**Data to use**
— begin —

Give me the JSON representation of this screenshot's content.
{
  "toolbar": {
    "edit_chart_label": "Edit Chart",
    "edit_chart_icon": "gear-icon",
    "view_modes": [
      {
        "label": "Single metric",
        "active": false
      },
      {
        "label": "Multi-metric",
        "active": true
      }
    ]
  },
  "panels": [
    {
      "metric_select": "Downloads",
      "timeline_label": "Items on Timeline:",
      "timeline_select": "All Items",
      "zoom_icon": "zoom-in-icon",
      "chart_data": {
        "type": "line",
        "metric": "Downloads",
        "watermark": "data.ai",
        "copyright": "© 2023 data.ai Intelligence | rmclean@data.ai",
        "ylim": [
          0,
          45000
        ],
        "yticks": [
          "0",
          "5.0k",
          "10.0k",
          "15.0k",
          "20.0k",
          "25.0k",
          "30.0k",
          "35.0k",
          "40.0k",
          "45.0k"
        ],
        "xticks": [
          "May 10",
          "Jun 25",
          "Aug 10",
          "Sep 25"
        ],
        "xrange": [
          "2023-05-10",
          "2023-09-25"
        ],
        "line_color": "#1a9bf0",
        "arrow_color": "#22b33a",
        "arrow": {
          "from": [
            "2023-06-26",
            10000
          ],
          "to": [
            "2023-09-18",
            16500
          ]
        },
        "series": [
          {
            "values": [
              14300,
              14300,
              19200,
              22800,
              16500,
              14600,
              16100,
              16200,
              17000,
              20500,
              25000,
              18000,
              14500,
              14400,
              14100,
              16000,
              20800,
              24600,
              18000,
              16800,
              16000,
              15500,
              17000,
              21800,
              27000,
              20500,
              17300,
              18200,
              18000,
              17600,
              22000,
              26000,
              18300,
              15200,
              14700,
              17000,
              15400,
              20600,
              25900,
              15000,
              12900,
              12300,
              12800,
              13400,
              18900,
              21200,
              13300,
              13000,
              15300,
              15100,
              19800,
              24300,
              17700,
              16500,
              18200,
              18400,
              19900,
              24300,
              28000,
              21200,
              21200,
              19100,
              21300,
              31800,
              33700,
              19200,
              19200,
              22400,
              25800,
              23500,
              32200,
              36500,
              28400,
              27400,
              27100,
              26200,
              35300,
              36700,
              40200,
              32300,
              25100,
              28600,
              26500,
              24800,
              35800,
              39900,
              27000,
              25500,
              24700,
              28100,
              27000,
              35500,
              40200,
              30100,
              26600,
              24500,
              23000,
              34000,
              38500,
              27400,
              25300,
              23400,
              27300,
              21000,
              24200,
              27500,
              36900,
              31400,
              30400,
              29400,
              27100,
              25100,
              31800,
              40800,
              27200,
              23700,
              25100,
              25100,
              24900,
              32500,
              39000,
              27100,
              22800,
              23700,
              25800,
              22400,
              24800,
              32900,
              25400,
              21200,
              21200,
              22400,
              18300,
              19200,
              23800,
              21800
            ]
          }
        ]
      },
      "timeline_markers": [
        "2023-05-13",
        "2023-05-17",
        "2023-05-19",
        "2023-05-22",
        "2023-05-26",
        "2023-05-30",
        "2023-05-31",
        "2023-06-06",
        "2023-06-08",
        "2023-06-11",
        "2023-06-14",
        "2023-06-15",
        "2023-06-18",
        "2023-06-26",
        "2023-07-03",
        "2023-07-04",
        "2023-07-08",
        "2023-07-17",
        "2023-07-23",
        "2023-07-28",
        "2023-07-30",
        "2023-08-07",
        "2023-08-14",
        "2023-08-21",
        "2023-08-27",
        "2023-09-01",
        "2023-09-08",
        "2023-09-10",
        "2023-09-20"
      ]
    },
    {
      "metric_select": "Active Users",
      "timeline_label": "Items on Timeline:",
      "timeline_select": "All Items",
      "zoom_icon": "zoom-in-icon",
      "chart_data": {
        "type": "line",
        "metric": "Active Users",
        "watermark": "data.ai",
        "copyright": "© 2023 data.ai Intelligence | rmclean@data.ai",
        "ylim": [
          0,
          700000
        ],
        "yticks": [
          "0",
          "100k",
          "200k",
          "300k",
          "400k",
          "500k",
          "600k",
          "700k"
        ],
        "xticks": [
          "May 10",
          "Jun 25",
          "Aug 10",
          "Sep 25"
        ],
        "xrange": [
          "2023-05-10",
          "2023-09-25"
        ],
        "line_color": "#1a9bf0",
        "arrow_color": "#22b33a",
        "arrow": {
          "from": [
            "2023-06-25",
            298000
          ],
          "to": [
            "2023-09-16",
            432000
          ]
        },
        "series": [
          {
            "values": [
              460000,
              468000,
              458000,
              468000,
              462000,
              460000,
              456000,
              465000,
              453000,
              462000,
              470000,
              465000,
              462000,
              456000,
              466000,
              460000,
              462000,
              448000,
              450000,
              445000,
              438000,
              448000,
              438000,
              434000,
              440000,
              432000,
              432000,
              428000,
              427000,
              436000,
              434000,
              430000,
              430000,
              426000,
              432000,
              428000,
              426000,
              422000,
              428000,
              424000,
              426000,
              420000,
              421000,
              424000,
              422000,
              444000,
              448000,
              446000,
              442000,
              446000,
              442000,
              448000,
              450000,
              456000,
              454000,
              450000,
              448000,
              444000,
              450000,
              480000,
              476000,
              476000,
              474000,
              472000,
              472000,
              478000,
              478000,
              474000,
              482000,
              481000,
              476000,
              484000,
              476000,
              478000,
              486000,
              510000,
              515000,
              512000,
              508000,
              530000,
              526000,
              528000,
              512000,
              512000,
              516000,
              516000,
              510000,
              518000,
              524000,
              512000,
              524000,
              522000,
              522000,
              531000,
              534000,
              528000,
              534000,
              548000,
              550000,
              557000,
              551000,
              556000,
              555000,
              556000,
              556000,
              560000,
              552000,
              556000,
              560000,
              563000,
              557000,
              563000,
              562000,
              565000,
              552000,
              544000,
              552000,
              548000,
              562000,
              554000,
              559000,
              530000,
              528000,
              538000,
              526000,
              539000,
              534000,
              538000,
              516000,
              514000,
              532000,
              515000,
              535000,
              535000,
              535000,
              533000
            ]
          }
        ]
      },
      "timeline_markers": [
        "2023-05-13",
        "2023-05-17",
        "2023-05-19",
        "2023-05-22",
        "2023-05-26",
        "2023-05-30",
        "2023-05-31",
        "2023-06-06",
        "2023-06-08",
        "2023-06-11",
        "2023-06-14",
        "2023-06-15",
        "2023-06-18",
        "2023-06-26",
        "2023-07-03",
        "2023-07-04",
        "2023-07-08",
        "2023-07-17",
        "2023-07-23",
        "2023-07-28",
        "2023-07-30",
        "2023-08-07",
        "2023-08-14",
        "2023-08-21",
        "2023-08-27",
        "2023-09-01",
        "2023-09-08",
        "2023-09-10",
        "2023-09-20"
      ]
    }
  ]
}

— end —

**Directions for this task**
Write out the entire listing exactly.

**Completed exercise**
Give me the JSON representation of this screenshot's content.
{
  "toolbar": {
    "edit_chart_label": "Edit Chart",
    "edit_chart_icon": "gear-icon",
    "view_modes": [
      {
        "label": "Single metric",
        "active": false
      },
      {
        "label": "Multi-metric",
        "active": true
      }
    ]
  },
  "panels": [
    {
      "metric_select": "Downloads",
      "timeline_label": "Items on Timeline:",
      "timeline_select": "All Items",
      "zoom_icon": "zoom-in-icon",
      "chart_data": {
        "type": "line",
        "metric": "Downloads",
        "watermark": "data.ai",
        "copyright": "© 2023 data.ai Intelligence | rmclean@data.ai",
        "ylim": [
          0,
          45000
        ],
        "yticks": [
          "0",
          "5.0k",
          "10.0k",
          "15.0k",
          "20.0k",
          "25.0k",
          "30.0k",
          "35.0k",
          "40.0k",
          "45.0k"
        ],
        "xticks": [
          "May 10",
          "Jun 25",
          "Aug 10",
          "Sep 25"
        ],
        "xrange": [
          "2023-05-10",
          "2023-09-25"
        ],
        "line_color": "#1a9bf0",
        "arrow_color": "#22b33a",
        "arrow": {
          "from": [
            "2023-06-26",
            10000
          ],
          "to": [
            "2023-09-18",
            16500
          ]
        },
        "series": [
          {
            "values": [
              14300,
              14300,
              19200,
              22800,
              16500,
              14600,
              16100,
              16200,
              17000,
              20500,
              25000,
              18000,
              14500,
              14400,
              14100,
              16000,
              20800,
              24600,
              18000,
              16800,
              16000,
              15500,
              17000,
              21800,
              27000,
              20500,
              17300,
              18200,
              18000,
              17600,
              22000,
              26000,
              18300,
              15200,
              14700,
              17000,
              15400,
              20600,
              25900,
              15000,
              12900,
              12300,
              12800,
              13400,
              18900,
              21200,
              13300,
              13000,
              15300,
              15100,
              19800,
              24300,
              17700,
              16500,
              18200,
              18400,
              19900,
              24300,
              28000,
              21200,
              21200,
              19100,
              21300,
              31800,
              33700,
              19200,
              19200,
              22400,
              25800,
              23500,
              32200,
              36500,
              28400,
              27400,
              27100,
              26200,
              35300,
              36700,
              40200,
              32300,
              25100,
              28600,
              26500,
              24800,
              35800,
              39900,
              27000,
              25500,
              24700,
              28100,
              27000,
              35500,
              40200,
              30100,
              26600,
              24500,
              23000,
              34000,
              38500,
              27400,
              25300,
              23400,
              27300,
              21000,
              24200,
              27500,
              36900,
              31400,
              30400,
              29400,
              27100,
              25100,
              31800,
              40800,
              27200,
              23700,
              25100,
              25100,
              24900,
              32500,
              39000,
              27100,
              22800,
              23700,
              25800,
              22400,
              24800,
              32900,
              25400,
              21200,
              21200,
              22400,
              18300,
              19200,
              23800,
              21800
            ]
          }
        ]
      },
      "timeline_markers": [
        "2023-05-13",
        "2023-05-17",
        "2023-05-19",
        "2023-05-22",
        "2023-05-26",
        "2023-05-30",
        "2023-05-31",
        "2023-06-06",
        "2023-06-08",
        "2023-06-11",
        "2023-06-14",
        "2023-06-15",
        "2023-06-18",
        "2023-06-26",
        "2023-07-03",
        "2023-07-04",
        "2023-07-08",
        "2023-07-17",
        "2023-07-23",
        "2023-07-28",
        "2023-07-30",
        "2023-08-07",
        "2023-08-14",
        "2023-08-21",
        "2023-08-27",
        "2023-09-01",
        "2023-09-08",
        "2023-09-10",
        "2023-09-20"
      ]
    },
    {
      "metric_select": "Active Users",
      "timeline_label": "Items on Timeline:",
      "timeline_select": "All Items",
      "zoom_icon": "zoom-in-icon",
      "chart_data": {
        "type": "line",
        "metric": "Active Users",
        "watermark": "data.ai",
        "copyright": "© 2023 data.ai Intelligence | rmclean@data.ai",
        "ylim": [
          0,
          700000
        ],
        "yticks": [
          "0",
          "100k",
          "200k",
          "300k",
          "400k",
          "500k",
          "600k",
          "700k"
        ],
        "xticks": [
          "May 10",
          "Jun 25",
          "Aug 10",
          "Sep 25"
        ],
        "xrange": [
          "2023-05-10",
          "2023-09-25"
        ],
        "line_color": "#1a9bf0",
        "arrow_color": "#22b33a",
        "arrow": {
          "from": [
            "2023-06-25",
            298000
          ],
          "to": [
            "2023-09-16",
            432000
          ]
        },
        "series": [
          {
            "values": [
              460000,
              468000,
              458000,
              468000,
              462000,
              460000,
              456000,
              465000,
              453000,
              462000,
              470000,
              465000,
              462000,
              456000,
              466000,
              460000,
              462000,
              448000,
              450000,
              445000,
              438000,
              448000,
              438000,
              434000,
              440000,
              432000,
              432000,
              428000,
              427000,
              436000,
              434000,
              430000,
              430000,
              426000,
              432000,
              428000,
              426000,
              422000,
              428000,
              424000,
              426000,
              420000,
              421000,
              424000,
              422000,
              444000,
              448000,
              446000,
              442000,
              446000,
              442000,
              448000,
              450000,
              456000,
              454000,
              450000,
              448000,
              444000,
              450000,
              480000,
              476000,
              476000,
              474000,
              472000,
              472000,
              478000,
              478000,
              474000,
              482000,
              481000,
              476000,
              484000,
              476000,
              478000,
              486000,
              510000,
              515000,
              512000,
              508000,
              530000,
              526000,
              528000,
              512000,
              512000,
              516000,
              516000,
              510000,
              518000,
              524000,
              512000,
              524000,
              522000,
              522000,
              531000,
              534000,
              528000,
              534000,
              548000,
              550000,
              557000,
              551000,
              556000,
              555000,
              556000,
              556000,
              560000,
              552000,
              556000,
              560000,
              563000,
              557000,
              563000,
              562000,
              565000,
              552000,
              544000,
              552000,
              548000,
              562000,
              554000,
              559000,
              530000,
              528000,
              538000,
              526000,
              539000,
              534000,
              538000,
              516000,
              514000,
              532000,
              515000,
              535000,
              535000,
              535000,
              533000
            ]
          }
        ]
      },
      "timeline_markers": [
        "2023-05-13",
        "2023-05-17",
        "2023-05-19",
        "2023-05-22",
        "2023-05-26",
        "2023-05-30",
        "2023-05-31",
        "2023-06-06",
        "2023-06-08",
        "2023-06-11",
        "2023-06-14",
        "2023-06-15",
        "2023-06-18",
        "2023-06-26",
        "2023-07-03",
        "2023-07-04",
        "2023-07-08",
        "2023-07-17",
        "2023-07-23",
        "2023-07-28",
        "2023-07-30",
        "2023-08-07",
        "2023-08-14",
        "2023-08-21",
        "2023-08-27",
        "2023-09-01",
        "2023-09-08",
        "2023-09-10",
        "2023-09-20"
      ]
    }
  ]
}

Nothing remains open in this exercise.